Stored rows:
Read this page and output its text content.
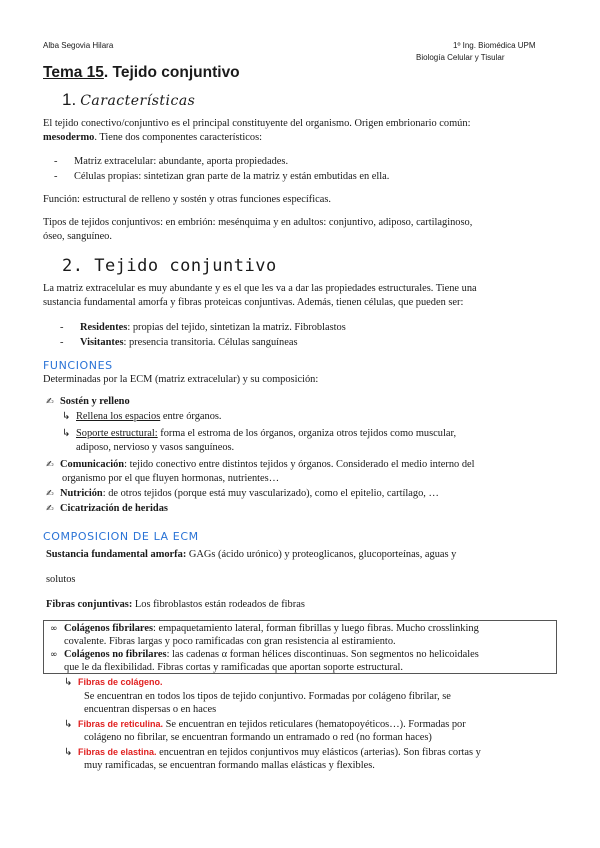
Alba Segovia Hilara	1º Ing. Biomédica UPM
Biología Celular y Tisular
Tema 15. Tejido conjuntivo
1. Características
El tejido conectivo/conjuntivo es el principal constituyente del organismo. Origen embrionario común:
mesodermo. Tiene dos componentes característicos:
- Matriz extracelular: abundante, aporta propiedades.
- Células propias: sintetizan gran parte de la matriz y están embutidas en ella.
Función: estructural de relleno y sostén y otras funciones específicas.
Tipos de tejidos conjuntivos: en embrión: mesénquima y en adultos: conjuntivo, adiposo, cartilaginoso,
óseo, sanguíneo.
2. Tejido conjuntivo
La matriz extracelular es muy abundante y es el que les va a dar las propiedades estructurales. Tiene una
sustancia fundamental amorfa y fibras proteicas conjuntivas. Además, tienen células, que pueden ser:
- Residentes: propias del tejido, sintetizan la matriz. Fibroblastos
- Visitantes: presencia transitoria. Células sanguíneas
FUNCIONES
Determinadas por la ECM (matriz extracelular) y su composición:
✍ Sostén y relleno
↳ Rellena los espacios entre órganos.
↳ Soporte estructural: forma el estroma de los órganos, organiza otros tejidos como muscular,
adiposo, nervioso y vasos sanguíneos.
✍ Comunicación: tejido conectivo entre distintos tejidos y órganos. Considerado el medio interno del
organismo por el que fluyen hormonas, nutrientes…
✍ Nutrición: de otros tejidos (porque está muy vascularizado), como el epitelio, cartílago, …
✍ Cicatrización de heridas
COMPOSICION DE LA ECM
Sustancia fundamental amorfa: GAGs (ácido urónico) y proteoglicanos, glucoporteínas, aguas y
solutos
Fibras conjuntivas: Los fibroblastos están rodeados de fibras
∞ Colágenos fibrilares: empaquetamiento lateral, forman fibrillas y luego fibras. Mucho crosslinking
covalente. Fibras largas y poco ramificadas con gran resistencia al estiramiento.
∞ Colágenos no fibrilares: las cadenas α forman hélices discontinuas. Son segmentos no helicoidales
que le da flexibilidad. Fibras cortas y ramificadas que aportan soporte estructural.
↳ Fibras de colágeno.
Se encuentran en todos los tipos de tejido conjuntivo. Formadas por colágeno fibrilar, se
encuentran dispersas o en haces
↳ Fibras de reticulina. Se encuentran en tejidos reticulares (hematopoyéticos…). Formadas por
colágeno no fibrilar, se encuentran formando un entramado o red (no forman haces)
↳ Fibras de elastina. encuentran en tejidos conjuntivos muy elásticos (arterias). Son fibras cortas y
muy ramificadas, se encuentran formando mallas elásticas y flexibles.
--
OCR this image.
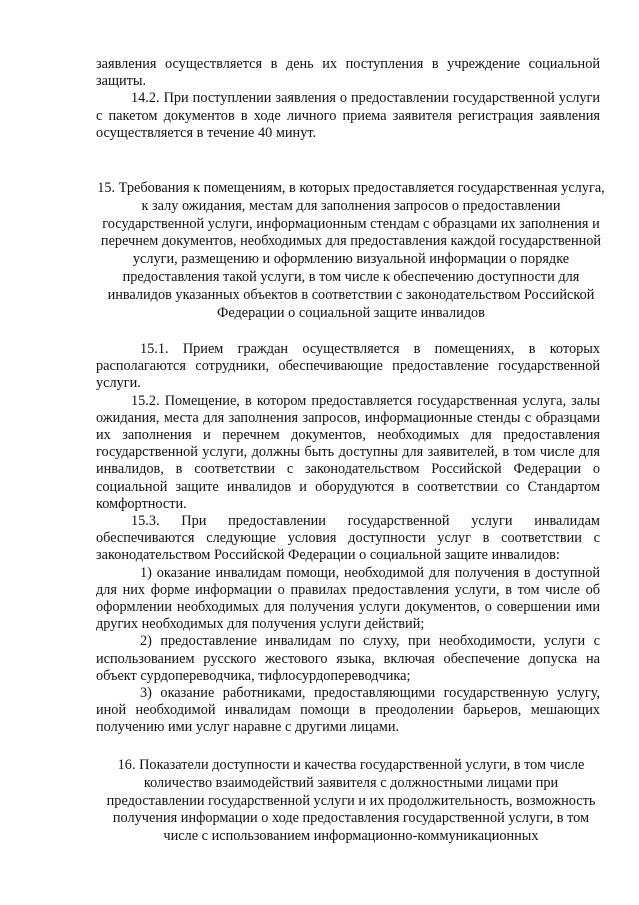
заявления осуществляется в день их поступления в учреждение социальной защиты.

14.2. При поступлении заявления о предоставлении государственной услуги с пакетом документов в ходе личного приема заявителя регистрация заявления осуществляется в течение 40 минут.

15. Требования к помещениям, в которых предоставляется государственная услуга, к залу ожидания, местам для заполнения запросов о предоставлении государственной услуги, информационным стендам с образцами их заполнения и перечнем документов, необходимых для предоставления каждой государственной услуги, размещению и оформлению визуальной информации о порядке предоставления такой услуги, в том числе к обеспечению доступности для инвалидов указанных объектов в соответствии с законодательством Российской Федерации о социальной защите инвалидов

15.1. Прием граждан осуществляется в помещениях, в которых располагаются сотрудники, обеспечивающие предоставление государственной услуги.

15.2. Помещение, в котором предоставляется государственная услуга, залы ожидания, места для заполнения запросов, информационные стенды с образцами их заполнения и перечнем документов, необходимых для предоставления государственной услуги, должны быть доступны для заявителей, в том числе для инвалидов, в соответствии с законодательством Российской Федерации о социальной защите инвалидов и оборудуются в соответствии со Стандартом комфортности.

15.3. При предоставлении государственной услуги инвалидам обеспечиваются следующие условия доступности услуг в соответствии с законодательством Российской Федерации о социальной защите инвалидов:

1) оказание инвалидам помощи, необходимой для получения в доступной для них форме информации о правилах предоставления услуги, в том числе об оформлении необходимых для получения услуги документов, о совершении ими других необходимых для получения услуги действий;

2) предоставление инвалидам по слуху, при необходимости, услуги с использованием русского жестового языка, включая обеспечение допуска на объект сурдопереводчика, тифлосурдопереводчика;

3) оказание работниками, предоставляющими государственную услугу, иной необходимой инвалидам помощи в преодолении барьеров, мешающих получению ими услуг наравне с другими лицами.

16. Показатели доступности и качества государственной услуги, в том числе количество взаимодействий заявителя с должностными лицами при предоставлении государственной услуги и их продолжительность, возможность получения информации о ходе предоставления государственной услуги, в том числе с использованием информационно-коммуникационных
---
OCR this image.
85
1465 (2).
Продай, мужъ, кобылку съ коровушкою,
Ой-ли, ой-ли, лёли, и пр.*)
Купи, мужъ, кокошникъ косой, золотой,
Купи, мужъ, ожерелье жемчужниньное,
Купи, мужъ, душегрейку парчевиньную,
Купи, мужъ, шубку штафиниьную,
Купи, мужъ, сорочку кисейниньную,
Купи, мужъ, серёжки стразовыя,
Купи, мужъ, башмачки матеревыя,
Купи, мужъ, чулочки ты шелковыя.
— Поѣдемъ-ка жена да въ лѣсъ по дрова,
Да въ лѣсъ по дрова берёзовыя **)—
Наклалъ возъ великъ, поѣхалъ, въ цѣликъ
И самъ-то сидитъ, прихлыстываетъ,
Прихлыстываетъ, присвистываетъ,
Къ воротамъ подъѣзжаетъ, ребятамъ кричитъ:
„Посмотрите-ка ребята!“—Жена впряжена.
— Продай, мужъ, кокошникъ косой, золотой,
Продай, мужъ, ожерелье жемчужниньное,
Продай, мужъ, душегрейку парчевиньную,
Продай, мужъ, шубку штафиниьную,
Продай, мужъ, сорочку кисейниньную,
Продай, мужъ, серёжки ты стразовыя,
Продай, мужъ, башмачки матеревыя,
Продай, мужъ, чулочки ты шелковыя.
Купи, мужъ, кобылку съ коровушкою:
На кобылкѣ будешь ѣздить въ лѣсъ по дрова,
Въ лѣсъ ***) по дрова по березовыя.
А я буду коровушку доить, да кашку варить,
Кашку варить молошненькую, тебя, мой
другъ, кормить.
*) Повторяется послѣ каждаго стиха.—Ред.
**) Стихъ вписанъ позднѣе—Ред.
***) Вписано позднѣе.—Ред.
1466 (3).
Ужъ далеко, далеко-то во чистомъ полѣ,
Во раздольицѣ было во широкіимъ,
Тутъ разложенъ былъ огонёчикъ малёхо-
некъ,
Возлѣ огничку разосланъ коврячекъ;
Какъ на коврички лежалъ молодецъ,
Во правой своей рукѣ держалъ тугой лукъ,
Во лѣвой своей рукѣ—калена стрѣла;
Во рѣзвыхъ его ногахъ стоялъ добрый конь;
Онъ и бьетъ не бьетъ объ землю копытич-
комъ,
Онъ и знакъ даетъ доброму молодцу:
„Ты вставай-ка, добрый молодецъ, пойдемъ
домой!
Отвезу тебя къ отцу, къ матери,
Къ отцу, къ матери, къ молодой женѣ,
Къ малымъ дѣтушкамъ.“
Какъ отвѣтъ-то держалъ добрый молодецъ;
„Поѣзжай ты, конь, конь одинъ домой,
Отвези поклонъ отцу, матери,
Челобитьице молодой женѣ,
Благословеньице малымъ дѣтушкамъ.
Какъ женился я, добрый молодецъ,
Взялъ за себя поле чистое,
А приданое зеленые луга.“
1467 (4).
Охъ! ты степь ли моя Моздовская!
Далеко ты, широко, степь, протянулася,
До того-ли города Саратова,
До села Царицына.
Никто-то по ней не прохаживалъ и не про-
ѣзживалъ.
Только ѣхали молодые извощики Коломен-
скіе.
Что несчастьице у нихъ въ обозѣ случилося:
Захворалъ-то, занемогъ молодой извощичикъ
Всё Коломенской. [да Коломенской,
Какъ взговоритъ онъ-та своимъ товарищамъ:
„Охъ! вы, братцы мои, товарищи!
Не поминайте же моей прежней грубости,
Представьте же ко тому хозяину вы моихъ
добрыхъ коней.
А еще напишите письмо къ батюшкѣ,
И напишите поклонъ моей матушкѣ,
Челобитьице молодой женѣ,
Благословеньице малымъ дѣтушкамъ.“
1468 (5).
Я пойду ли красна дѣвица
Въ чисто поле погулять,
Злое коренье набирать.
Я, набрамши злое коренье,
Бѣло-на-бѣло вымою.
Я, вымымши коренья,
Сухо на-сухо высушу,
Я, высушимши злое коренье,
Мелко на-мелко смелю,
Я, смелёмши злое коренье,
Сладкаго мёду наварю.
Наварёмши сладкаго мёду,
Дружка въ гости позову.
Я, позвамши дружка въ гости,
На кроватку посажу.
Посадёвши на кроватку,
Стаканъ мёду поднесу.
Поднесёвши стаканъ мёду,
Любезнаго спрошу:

Stated problem:
Look through the data above. Each line containing the word "рукѣ" needs to be copied.

Final answer:
Во правой своей рукѣ держалъ тугой лукъ,
Во лѣвой своей рукѣ—калена стрѣла;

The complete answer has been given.